======== Data provided

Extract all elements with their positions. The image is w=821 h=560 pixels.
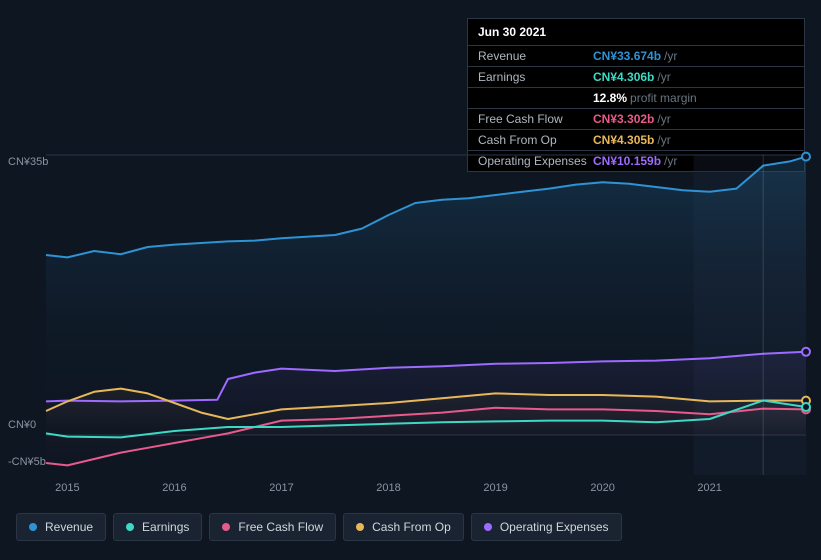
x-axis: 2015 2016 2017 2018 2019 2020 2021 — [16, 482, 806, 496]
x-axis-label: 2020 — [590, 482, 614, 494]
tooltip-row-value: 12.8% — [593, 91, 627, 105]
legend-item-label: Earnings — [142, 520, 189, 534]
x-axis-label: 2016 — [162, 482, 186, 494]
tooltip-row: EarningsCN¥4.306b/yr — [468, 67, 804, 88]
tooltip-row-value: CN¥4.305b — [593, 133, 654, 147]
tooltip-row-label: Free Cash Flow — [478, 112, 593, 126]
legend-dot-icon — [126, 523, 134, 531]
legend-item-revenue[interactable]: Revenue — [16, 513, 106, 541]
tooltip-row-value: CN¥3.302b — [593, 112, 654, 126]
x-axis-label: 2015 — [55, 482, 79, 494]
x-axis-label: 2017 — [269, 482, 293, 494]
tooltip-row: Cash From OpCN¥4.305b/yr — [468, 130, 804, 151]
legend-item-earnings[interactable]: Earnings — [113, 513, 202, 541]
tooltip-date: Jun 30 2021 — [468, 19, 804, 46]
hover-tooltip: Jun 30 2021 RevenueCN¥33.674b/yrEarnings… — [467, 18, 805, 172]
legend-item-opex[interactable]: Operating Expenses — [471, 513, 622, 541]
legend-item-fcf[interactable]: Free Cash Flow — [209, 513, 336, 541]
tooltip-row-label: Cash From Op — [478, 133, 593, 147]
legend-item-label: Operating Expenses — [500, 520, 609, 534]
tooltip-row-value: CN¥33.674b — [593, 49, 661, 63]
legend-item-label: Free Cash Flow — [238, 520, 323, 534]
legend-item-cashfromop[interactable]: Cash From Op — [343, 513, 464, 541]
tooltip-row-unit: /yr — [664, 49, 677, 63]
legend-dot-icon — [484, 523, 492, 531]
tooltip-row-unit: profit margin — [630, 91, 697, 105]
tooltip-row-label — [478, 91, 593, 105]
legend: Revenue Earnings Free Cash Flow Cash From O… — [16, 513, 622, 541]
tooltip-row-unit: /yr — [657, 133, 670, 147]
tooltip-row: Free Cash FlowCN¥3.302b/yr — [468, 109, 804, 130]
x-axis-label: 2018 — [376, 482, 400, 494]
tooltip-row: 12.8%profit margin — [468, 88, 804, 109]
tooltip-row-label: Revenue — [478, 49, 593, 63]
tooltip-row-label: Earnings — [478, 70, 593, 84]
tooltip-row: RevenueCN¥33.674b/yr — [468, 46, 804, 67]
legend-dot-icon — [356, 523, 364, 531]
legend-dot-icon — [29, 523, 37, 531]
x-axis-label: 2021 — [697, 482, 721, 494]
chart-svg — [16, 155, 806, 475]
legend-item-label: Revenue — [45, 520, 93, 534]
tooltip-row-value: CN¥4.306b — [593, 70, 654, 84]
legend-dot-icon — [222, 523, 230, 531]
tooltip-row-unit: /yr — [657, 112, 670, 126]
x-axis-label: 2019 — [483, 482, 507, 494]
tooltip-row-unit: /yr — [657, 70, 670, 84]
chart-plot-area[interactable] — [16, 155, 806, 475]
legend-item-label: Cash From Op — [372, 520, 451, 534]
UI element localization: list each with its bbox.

================
======== Data provided

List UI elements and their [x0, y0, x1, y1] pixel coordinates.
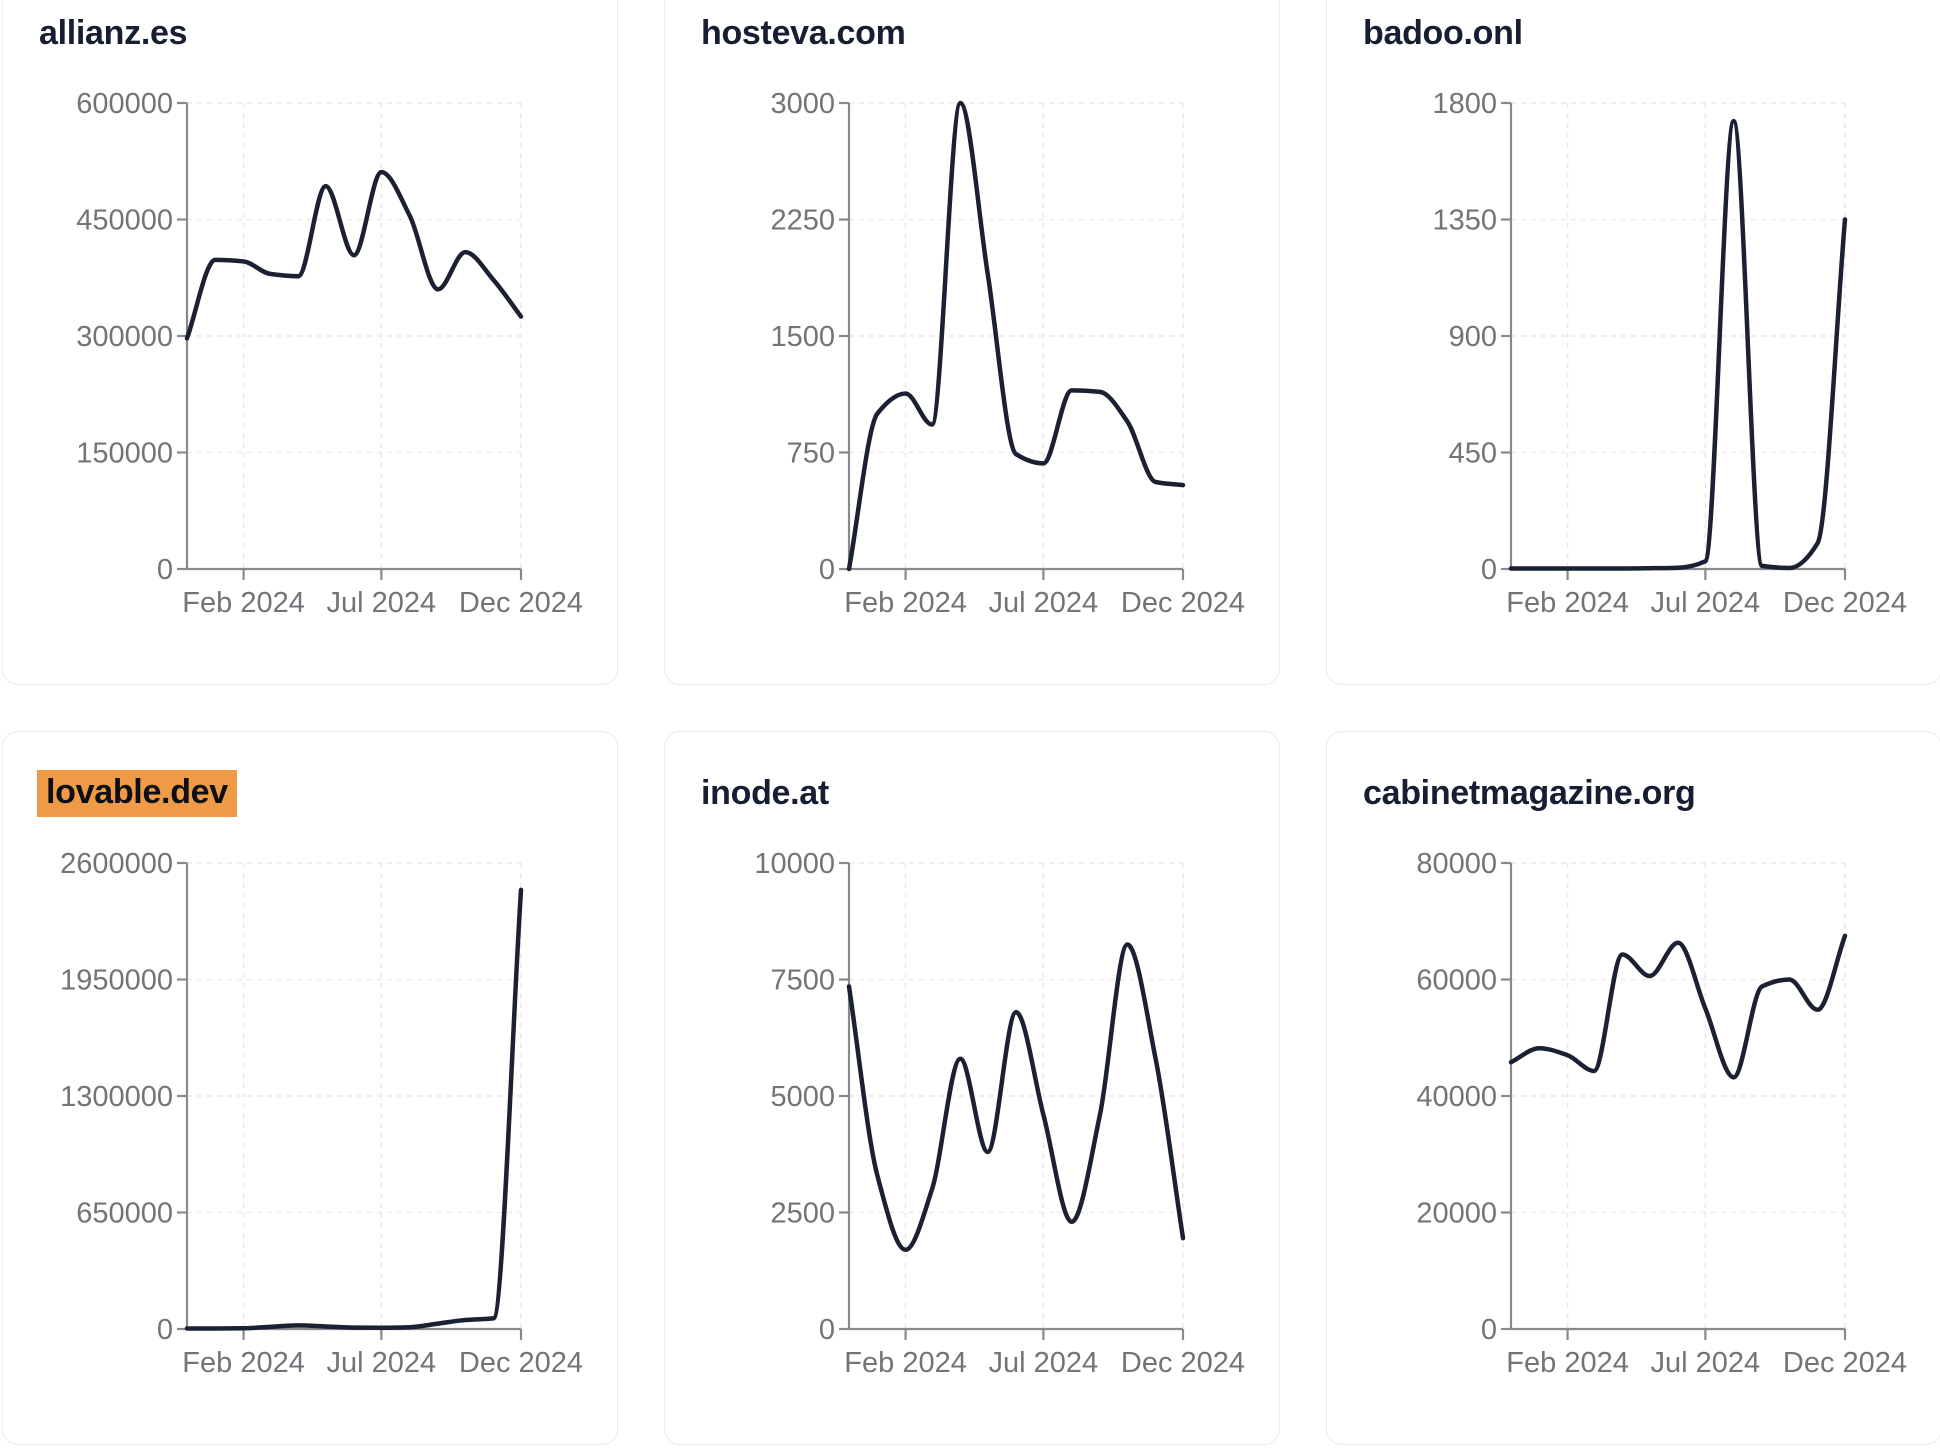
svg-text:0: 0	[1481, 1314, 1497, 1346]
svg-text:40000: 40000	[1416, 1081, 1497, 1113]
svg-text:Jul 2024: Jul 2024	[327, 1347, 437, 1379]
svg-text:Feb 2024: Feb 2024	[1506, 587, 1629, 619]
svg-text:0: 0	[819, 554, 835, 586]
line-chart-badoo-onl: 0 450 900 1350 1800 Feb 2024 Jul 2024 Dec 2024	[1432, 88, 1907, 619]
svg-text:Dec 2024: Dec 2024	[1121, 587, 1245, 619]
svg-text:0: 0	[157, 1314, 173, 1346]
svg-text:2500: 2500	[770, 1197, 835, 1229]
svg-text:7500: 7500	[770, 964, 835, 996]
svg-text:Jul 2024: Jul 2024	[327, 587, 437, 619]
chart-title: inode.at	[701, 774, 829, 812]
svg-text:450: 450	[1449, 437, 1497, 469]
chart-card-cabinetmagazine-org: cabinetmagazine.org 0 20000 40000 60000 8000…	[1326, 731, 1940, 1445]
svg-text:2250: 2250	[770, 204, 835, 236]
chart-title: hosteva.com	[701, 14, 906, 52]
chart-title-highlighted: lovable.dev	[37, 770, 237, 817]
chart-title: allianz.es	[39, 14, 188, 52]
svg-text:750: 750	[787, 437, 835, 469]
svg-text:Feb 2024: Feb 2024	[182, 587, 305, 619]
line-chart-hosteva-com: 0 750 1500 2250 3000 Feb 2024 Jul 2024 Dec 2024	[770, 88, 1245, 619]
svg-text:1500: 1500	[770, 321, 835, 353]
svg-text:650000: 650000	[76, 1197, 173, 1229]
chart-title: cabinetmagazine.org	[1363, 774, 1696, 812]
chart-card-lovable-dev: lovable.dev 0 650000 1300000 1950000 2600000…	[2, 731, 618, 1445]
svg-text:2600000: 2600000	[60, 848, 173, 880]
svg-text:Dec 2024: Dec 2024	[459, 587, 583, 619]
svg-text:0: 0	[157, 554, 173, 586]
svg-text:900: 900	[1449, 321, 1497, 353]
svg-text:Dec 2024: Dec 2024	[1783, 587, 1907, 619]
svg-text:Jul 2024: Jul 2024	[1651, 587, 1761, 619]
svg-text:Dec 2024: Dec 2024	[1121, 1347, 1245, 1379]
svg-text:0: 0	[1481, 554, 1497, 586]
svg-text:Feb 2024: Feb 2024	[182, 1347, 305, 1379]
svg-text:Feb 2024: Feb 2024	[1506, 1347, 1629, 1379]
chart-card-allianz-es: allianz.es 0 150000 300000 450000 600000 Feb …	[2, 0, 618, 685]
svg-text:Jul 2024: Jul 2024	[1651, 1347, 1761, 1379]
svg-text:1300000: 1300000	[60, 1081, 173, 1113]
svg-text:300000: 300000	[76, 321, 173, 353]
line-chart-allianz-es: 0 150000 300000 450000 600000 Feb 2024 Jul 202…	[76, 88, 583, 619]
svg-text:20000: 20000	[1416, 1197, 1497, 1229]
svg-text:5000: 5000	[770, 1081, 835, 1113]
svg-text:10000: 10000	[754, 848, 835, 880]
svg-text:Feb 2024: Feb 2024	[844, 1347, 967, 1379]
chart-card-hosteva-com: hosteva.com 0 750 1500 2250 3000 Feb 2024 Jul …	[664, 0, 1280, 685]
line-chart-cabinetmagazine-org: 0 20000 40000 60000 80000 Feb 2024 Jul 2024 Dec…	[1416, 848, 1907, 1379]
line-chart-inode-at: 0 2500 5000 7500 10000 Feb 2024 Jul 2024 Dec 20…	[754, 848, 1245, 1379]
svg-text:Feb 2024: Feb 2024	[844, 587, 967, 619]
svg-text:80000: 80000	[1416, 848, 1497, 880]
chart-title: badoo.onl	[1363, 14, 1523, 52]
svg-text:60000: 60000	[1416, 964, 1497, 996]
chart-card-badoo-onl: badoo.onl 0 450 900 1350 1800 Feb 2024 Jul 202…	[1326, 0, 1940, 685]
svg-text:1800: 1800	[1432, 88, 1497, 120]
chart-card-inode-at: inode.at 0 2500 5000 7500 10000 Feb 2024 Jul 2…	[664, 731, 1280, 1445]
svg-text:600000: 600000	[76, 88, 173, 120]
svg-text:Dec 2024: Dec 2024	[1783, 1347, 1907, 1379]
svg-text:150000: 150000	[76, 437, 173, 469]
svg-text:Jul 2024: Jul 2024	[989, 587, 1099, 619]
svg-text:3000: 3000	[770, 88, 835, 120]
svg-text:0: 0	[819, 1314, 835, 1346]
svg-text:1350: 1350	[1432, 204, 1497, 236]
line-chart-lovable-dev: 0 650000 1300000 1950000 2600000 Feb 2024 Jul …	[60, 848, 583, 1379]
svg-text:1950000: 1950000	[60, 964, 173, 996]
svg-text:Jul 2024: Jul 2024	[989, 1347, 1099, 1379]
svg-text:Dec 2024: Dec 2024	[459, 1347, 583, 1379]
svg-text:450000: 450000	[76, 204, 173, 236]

================

Request:
Arrange the items above into a Markdown table with the columns Row and Item, leaving out blank lines. Cover only the lines from the one containing "1314, 1497, 1346]" through the one containing "770, 237, 817]", inclusive.

Solution to the problem:
| Row | Item |
|---|---|
| 1 | svg-text:0: 0	[1481, 1314, 1497, 1346] |
| 2 | svg-text:40000: 40000	[1416, 1081, 1497, 1113] |
| 3 | svg-text:Jul 2024: Jul 2024	[327, 1347, 437, 1379] |
| 4 | svg-text:Feb 2024: Feb 2024	[1506, 587, 1629, 619] |
| 5 | svg-text:0: 0	[819, 554, 835, 586] |
| 6 | line-chart-badoo-onl: 0 450 900 1350 1800 Feb 2024 Jul 2024 Dec 2024	[1432, 88, 1907, 619] |
| 7 | svg-text:Dec 2024: Dec 2024	[1121, 587, 1245, 619] |
| 8 | svg-text:0: 0	[157, 1314, 173, 1346] |
| 9 | svg-text:2500: 2500	[770, 1197, 835, 1229] |
| 10 | svg-text:7500: 7500	[770, 964, 835, 996] |
| 11 | svg-text:Jul 2024: Jul 2024	[327, 587, 437, 619] |
| 12 | chart-title: inode.at	[701, 774, 829, 812] |
| 13 | svg-text:450: 450	[1449, 437, 1497, 469] |
| 14 | chart-card-cabinetmagazine-org: cabinetmagazine.org 0 20000 40000 60000 8000…	[1326, 731, 1940, 1445] |
| 15 | svg-text:2250: 2250	[770, 204, 835, 236] |
| 16 | chart-title: hosteva.com	[701, 14, 906, 52] |
| 17 | chart-title-highlighted: lovable.dev	[37, 770, 237, 817] |